[Records from a collection of figures]
<<<<

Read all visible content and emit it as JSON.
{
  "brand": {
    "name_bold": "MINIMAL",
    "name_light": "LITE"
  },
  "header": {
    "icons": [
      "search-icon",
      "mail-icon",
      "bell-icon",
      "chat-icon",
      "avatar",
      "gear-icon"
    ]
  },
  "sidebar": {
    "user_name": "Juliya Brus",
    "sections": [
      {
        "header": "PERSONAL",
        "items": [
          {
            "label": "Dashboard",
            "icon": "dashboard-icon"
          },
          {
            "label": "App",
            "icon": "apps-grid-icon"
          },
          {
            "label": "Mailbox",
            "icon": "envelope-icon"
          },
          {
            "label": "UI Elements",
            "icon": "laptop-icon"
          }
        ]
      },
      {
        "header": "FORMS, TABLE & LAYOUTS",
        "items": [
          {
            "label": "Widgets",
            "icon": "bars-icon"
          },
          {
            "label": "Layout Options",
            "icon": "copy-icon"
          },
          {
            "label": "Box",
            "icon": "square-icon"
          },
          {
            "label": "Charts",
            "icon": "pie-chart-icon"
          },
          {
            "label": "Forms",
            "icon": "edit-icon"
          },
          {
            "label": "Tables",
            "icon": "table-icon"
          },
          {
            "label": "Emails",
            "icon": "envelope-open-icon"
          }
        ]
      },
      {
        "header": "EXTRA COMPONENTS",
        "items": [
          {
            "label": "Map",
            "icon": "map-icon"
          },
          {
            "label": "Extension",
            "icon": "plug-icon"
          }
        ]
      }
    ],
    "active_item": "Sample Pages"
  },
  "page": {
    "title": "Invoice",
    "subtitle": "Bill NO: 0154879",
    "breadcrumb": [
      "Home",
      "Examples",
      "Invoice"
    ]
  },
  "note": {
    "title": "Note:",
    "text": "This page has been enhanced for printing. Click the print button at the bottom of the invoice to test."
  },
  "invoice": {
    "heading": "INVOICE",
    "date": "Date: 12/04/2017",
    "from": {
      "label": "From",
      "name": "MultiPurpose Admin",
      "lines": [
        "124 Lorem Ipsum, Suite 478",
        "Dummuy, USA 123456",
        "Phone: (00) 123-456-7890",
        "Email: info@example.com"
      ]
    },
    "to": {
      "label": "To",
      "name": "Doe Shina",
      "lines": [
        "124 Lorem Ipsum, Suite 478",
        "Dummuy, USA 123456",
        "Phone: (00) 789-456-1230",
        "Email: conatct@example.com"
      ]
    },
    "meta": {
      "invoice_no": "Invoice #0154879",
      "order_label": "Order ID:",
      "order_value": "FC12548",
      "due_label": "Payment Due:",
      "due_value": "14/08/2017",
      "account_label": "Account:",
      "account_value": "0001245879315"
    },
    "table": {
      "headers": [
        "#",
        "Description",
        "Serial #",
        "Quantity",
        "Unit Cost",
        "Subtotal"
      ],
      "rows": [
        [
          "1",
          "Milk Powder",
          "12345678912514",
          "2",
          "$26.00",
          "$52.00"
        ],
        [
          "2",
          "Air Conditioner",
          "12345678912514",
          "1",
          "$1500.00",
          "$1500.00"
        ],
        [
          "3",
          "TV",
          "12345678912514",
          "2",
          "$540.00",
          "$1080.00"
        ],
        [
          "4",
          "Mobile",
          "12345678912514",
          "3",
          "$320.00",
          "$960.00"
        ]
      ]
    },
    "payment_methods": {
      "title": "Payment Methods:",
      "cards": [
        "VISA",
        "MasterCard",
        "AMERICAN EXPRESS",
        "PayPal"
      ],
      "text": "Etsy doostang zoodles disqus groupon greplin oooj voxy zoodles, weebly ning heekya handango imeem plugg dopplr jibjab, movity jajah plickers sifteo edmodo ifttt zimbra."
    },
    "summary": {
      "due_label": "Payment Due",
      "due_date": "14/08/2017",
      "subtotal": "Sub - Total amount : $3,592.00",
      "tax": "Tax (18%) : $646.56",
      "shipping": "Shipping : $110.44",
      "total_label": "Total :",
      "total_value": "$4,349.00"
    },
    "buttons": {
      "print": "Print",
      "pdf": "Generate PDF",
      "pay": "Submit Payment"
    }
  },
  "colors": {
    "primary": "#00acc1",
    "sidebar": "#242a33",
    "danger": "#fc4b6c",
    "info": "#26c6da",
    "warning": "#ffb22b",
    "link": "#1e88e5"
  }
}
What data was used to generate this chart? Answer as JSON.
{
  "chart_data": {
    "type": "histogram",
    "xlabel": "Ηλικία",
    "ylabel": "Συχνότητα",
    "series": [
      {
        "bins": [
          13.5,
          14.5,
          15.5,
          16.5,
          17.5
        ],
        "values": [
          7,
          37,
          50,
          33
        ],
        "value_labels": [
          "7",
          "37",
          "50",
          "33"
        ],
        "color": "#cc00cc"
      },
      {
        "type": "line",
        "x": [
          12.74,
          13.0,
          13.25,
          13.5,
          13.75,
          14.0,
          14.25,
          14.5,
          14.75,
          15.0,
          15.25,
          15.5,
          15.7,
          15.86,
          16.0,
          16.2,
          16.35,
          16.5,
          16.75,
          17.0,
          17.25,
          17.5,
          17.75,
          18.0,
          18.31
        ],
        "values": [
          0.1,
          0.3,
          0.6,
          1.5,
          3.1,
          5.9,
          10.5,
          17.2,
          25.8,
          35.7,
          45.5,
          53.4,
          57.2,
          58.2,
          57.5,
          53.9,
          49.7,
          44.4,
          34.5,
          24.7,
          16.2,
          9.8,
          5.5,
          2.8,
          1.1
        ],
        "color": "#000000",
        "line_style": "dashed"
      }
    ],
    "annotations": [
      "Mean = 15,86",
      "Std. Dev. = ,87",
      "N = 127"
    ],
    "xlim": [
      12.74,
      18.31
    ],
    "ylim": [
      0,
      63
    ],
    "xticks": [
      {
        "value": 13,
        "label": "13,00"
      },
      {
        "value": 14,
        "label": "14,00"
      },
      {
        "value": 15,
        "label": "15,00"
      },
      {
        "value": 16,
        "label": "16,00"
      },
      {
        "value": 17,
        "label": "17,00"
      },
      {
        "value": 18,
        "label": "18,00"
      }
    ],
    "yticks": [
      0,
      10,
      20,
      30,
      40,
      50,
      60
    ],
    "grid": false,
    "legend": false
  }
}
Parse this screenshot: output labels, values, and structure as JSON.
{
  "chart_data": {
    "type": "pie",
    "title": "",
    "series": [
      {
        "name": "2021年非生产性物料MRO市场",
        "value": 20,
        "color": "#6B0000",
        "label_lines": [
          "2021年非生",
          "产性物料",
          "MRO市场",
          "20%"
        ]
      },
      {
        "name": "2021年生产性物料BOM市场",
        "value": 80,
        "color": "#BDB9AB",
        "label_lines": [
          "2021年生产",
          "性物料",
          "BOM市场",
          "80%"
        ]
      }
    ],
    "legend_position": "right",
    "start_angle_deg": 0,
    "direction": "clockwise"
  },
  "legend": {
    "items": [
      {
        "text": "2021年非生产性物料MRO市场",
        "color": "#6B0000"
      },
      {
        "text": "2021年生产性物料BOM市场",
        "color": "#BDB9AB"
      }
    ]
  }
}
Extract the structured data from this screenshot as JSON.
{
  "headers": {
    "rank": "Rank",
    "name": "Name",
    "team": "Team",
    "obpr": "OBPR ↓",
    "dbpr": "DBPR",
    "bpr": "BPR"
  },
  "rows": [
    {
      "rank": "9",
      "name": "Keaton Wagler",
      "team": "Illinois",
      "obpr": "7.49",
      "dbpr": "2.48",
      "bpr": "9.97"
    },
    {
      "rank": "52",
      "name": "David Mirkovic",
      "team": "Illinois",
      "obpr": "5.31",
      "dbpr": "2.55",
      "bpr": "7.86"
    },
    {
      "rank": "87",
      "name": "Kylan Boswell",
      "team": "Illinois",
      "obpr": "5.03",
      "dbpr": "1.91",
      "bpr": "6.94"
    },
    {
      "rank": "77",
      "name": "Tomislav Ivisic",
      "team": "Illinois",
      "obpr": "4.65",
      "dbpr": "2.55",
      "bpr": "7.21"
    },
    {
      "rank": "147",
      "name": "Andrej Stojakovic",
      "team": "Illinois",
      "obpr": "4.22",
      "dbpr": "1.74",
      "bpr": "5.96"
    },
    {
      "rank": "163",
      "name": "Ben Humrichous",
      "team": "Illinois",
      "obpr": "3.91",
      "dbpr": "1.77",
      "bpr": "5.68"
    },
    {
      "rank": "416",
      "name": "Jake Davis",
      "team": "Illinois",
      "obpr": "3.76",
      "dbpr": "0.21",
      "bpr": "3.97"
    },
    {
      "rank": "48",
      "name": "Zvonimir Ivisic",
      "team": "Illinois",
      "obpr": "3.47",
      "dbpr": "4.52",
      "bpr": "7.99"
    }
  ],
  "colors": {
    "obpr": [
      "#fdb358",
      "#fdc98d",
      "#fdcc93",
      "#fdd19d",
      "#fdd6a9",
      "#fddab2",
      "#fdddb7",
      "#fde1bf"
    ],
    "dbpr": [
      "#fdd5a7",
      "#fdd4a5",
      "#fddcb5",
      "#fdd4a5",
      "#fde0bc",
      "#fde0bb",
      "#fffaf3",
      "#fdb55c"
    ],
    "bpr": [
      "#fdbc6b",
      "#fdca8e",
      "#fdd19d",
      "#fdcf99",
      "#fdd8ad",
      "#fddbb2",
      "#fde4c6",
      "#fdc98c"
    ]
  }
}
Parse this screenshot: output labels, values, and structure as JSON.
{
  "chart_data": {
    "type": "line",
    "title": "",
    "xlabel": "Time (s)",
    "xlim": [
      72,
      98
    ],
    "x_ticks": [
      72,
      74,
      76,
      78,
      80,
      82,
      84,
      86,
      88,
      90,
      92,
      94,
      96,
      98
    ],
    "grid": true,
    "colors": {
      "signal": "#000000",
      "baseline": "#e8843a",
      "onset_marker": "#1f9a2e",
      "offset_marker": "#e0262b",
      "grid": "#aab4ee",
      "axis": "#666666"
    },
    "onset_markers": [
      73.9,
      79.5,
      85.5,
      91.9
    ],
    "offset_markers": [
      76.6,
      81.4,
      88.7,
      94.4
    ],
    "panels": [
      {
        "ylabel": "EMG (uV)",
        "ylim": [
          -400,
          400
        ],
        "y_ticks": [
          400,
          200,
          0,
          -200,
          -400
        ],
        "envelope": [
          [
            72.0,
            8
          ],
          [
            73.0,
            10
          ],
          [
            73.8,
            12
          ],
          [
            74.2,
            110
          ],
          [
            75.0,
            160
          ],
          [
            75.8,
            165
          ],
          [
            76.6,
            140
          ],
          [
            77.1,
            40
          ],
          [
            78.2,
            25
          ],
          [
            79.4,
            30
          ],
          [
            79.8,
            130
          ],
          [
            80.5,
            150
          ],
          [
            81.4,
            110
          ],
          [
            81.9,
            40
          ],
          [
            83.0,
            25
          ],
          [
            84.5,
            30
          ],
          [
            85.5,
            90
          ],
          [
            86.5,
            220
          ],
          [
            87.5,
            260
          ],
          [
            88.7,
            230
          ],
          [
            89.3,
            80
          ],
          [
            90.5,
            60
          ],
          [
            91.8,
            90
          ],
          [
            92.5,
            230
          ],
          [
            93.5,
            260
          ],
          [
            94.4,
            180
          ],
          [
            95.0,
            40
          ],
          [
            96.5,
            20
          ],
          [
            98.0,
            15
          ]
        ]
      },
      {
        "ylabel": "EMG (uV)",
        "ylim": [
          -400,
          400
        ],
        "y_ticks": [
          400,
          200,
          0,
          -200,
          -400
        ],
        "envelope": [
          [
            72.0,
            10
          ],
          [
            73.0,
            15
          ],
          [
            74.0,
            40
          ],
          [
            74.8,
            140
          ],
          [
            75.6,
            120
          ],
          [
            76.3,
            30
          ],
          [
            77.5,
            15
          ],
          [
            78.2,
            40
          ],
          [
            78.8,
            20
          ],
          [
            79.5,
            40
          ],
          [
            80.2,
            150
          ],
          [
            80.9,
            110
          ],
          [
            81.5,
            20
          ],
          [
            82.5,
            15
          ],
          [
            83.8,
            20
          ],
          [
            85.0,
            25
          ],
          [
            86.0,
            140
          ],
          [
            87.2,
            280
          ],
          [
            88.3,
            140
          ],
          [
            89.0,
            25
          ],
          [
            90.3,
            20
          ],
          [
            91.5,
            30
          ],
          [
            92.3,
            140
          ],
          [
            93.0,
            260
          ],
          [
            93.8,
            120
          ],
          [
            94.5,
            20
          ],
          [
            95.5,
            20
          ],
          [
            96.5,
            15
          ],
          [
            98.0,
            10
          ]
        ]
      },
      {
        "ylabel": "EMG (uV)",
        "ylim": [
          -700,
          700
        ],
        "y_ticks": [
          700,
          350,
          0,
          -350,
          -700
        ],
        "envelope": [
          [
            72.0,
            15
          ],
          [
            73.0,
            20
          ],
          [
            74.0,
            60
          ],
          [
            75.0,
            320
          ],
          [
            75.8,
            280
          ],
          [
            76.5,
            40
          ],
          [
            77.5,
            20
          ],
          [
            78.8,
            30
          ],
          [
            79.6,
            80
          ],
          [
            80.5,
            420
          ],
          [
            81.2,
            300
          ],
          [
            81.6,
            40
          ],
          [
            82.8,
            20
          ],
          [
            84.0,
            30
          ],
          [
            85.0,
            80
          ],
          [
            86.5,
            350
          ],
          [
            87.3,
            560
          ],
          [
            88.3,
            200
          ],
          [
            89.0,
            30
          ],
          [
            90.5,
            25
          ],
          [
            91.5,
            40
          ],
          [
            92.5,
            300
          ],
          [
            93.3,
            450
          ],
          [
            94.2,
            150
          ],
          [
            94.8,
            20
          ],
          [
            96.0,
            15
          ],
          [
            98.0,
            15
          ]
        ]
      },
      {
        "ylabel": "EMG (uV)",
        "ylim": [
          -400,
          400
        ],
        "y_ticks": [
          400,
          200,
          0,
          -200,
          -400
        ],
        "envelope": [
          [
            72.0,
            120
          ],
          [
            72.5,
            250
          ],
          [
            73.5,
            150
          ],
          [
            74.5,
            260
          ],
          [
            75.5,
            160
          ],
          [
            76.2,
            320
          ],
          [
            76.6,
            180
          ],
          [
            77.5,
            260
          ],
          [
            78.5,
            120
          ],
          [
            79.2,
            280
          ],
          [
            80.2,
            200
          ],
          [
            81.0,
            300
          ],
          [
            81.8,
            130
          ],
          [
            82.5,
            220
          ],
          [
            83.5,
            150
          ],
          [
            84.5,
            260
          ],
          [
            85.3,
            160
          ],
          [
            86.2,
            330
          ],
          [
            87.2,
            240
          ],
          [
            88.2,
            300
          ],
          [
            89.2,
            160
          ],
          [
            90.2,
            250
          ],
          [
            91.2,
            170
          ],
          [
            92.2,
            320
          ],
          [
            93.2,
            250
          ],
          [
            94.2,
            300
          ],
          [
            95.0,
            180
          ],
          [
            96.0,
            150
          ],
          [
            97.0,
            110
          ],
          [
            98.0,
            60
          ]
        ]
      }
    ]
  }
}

>>>>

Instructions to follow -
Look through the entries above for the word "JSON". Copy every line where it shows up.

Worked solution -
Read all visible content and emit it as JSON.
What data was used to generate this chart? Answer as JSON.
Parse this screenshot: output labels, values, and structure as JSON.
Extract the structured data from this screenshot as JSON.
Parse this screenshot: output labels, values, and structure as JSON.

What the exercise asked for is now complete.